Objective:
Find the lines that include the string "uniwersalna" and report how many there are. Give no other text.

Stored data:

"""

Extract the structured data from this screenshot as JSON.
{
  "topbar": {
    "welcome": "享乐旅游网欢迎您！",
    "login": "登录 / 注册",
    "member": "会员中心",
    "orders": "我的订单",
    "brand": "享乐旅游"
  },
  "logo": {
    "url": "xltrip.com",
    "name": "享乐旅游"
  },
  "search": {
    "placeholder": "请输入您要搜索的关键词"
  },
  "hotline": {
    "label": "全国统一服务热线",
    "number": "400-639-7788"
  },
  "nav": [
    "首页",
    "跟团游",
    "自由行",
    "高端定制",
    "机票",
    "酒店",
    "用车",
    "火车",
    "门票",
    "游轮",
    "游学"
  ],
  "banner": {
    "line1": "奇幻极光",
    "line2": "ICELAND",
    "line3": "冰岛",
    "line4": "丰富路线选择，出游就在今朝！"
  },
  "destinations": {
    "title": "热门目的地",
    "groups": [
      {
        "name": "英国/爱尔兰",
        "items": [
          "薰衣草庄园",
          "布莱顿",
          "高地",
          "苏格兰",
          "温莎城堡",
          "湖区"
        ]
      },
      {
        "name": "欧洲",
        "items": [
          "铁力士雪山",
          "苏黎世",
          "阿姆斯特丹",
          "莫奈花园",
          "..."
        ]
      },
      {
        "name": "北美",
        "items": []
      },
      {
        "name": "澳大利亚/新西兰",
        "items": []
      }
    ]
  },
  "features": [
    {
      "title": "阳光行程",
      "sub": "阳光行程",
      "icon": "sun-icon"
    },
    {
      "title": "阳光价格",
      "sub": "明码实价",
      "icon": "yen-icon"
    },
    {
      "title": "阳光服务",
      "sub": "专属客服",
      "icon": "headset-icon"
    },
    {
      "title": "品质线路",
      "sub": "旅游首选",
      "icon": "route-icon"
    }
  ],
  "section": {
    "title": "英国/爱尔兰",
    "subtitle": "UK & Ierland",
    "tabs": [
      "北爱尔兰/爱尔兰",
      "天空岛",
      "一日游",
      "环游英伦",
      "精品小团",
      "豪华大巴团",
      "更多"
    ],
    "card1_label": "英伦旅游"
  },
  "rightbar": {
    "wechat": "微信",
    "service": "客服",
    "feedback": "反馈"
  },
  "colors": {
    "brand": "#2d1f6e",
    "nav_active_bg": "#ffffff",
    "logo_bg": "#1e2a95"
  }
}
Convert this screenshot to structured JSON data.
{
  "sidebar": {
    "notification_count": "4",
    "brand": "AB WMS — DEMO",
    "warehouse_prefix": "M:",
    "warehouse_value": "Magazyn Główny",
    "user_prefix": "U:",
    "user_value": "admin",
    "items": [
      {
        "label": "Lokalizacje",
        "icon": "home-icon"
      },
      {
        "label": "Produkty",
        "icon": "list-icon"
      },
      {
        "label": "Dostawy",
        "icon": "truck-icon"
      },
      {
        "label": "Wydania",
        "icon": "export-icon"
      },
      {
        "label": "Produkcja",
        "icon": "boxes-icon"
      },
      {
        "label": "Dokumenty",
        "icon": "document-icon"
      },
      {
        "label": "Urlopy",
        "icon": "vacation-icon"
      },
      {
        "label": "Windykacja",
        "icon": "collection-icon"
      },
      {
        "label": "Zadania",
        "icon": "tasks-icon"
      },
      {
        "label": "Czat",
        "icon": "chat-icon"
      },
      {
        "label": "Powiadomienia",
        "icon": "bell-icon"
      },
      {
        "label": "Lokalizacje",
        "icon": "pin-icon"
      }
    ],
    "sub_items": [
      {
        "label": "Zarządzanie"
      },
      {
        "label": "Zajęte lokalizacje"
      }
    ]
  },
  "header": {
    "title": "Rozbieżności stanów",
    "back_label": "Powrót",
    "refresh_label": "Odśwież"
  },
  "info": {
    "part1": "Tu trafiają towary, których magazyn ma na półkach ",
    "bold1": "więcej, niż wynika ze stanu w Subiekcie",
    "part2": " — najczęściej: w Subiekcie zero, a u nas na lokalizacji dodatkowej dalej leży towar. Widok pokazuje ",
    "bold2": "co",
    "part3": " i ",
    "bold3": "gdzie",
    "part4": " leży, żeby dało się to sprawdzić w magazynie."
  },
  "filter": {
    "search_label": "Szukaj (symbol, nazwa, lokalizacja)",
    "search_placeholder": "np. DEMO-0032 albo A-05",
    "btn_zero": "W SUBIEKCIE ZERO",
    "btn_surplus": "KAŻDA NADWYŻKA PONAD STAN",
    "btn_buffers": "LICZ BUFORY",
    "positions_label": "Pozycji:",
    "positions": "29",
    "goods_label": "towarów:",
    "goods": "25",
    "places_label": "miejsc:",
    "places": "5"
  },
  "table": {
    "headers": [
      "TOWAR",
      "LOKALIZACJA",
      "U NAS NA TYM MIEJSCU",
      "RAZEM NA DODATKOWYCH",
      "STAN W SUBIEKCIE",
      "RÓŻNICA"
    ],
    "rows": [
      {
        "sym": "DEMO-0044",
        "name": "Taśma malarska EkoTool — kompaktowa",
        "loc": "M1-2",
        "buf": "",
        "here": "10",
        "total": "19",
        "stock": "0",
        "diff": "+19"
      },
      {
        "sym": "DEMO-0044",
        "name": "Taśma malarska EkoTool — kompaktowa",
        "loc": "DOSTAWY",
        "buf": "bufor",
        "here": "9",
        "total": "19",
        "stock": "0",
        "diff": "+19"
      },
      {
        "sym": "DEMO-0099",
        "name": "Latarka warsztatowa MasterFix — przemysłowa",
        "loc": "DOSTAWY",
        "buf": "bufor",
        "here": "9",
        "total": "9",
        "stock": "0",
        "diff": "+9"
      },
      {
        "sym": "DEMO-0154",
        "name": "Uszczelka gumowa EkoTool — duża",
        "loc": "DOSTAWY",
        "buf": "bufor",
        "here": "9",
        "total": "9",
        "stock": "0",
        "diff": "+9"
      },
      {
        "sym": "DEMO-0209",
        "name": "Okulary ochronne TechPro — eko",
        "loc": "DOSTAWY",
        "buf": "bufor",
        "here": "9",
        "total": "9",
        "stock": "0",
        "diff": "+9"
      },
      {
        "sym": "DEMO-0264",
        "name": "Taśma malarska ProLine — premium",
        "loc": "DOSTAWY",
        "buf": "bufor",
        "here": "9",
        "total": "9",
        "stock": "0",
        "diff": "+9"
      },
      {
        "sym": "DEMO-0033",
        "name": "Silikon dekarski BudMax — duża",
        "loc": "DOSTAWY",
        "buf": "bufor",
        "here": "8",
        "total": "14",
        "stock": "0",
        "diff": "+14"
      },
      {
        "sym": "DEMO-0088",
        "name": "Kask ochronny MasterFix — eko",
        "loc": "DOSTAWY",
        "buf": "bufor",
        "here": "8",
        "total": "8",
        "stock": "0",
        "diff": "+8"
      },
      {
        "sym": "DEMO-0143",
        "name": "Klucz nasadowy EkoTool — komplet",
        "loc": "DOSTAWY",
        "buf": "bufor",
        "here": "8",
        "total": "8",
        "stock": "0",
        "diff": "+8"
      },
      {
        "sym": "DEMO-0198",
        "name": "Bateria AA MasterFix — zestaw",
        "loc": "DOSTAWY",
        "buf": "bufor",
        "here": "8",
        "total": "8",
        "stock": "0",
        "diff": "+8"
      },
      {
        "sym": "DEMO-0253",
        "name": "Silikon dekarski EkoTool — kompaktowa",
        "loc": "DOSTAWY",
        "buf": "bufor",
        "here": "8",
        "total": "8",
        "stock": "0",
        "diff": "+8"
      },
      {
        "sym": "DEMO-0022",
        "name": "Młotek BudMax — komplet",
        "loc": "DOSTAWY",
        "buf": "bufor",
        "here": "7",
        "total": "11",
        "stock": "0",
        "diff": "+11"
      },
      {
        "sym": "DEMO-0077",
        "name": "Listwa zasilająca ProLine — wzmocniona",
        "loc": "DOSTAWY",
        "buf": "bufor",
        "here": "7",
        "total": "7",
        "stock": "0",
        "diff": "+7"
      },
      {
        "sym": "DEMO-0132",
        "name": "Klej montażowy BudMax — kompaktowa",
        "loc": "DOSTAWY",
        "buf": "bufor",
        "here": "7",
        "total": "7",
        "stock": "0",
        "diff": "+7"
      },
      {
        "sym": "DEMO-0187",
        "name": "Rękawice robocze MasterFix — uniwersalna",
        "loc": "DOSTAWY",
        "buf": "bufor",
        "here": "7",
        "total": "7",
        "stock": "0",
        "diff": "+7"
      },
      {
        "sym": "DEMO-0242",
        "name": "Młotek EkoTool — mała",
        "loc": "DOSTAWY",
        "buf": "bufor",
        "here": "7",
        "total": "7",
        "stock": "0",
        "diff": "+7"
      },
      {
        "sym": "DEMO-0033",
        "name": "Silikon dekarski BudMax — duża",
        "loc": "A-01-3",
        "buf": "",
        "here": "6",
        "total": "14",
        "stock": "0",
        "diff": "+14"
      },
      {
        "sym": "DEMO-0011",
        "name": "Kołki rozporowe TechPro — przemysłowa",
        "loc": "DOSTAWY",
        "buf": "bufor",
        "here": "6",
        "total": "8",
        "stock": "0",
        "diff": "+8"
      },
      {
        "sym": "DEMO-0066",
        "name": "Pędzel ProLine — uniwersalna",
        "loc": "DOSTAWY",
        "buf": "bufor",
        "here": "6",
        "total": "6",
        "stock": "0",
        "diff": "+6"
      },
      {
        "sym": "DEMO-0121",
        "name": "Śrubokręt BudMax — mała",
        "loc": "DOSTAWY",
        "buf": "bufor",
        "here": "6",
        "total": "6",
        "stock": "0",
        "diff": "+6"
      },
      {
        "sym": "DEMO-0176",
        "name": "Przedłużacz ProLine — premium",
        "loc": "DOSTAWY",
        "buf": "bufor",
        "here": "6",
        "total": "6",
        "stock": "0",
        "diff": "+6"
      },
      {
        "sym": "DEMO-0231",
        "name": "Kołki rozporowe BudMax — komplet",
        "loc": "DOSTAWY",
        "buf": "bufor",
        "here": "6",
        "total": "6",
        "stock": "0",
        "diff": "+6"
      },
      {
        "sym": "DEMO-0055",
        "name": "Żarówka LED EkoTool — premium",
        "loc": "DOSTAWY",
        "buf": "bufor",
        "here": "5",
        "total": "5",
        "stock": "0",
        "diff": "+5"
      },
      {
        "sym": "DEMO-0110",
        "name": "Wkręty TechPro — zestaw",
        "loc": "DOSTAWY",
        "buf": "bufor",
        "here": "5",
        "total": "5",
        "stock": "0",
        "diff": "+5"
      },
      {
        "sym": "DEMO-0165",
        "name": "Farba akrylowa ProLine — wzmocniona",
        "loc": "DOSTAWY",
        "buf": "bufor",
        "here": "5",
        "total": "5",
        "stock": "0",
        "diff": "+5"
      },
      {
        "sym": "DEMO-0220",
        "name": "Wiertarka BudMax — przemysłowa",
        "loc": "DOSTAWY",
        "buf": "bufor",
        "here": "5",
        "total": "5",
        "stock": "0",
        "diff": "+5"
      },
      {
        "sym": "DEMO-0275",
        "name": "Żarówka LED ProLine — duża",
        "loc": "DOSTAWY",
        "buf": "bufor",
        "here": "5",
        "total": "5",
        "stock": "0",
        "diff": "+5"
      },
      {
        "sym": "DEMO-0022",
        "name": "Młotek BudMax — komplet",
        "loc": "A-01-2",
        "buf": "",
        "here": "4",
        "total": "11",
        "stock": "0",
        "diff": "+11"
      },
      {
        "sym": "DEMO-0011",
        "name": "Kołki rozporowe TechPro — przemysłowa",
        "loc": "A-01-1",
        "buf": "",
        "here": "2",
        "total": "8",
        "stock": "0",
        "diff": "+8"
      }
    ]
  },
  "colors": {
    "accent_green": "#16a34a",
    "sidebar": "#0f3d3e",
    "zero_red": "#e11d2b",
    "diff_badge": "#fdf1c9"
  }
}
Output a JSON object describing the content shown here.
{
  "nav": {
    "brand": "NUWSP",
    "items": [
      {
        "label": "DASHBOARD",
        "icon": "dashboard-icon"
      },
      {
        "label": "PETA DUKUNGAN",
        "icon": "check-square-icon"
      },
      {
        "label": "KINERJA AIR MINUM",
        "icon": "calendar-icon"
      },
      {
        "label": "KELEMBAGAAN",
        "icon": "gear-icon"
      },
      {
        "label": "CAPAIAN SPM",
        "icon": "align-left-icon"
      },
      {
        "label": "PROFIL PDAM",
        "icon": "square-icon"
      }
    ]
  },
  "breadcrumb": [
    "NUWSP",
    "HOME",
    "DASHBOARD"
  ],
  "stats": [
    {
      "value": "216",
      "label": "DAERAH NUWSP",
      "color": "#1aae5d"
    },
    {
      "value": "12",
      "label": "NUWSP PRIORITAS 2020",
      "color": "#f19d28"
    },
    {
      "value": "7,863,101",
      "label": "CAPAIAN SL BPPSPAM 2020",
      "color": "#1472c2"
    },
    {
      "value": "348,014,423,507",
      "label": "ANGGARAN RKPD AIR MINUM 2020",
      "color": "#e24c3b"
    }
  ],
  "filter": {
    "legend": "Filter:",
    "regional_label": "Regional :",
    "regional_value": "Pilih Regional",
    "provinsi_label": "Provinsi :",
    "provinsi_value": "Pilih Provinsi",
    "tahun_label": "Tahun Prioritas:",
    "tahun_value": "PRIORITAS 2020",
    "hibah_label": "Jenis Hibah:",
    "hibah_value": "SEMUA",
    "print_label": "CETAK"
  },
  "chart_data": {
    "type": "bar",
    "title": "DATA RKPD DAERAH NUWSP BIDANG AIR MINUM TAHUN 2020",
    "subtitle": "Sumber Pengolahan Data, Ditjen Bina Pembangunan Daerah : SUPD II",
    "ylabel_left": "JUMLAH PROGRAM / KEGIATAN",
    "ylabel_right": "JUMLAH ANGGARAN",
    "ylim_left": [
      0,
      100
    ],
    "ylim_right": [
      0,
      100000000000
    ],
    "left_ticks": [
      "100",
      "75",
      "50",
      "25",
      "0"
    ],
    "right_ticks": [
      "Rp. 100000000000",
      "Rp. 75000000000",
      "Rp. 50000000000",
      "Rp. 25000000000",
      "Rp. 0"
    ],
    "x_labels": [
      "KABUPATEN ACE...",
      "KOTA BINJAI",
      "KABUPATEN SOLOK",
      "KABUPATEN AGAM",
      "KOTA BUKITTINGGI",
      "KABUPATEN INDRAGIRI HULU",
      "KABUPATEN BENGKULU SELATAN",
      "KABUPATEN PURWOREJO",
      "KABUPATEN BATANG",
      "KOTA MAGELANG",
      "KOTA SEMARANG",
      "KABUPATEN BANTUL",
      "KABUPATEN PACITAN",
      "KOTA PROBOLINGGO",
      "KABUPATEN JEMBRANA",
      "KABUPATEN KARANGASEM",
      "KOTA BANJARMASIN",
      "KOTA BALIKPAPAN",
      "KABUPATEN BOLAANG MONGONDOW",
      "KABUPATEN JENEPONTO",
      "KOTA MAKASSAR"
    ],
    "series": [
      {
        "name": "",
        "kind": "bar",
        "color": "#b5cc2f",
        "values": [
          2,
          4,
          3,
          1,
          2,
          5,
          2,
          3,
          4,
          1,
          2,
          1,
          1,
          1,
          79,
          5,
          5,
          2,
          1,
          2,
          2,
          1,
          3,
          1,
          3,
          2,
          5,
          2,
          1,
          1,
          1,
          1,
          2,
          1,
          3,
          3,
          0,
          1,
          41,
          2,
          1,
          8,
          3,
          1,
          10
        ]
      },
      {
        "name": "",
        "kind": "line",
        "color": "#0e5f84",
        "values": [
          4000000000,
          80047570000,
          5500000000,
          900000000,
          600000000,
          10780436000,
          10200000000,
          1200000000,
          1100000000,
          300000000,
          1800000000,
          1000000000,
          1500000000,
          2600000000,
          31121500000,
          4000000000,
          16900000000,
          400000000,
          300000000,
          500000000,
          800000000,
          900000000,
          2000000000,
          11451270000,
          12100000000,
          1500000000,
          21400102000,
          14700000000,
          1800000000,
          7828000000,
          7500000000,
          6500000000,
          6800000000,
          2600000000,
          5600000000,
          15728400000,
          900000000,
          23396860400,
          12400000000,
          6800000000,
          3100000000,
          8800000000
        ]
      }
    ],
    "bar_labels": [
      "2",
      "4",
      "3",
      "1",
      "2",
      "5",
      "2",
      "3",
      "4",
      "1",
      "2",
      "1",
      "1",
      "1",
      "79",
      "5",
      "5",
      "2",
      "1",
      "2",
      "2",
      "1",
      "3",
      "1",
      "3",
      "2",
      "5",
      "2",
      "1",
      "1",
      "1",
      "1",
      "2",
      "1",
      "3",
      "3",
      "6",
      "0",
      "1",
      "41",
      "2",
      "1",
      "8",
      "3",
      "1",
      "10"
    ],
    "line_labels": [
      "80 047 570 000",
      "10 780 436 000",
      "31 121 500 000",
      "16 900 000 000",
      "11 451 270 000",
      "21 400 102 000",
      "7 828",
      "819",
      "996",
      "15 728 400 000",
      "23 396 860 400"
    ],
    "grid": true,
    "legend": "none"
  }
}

"""

Answer to this exercise:
2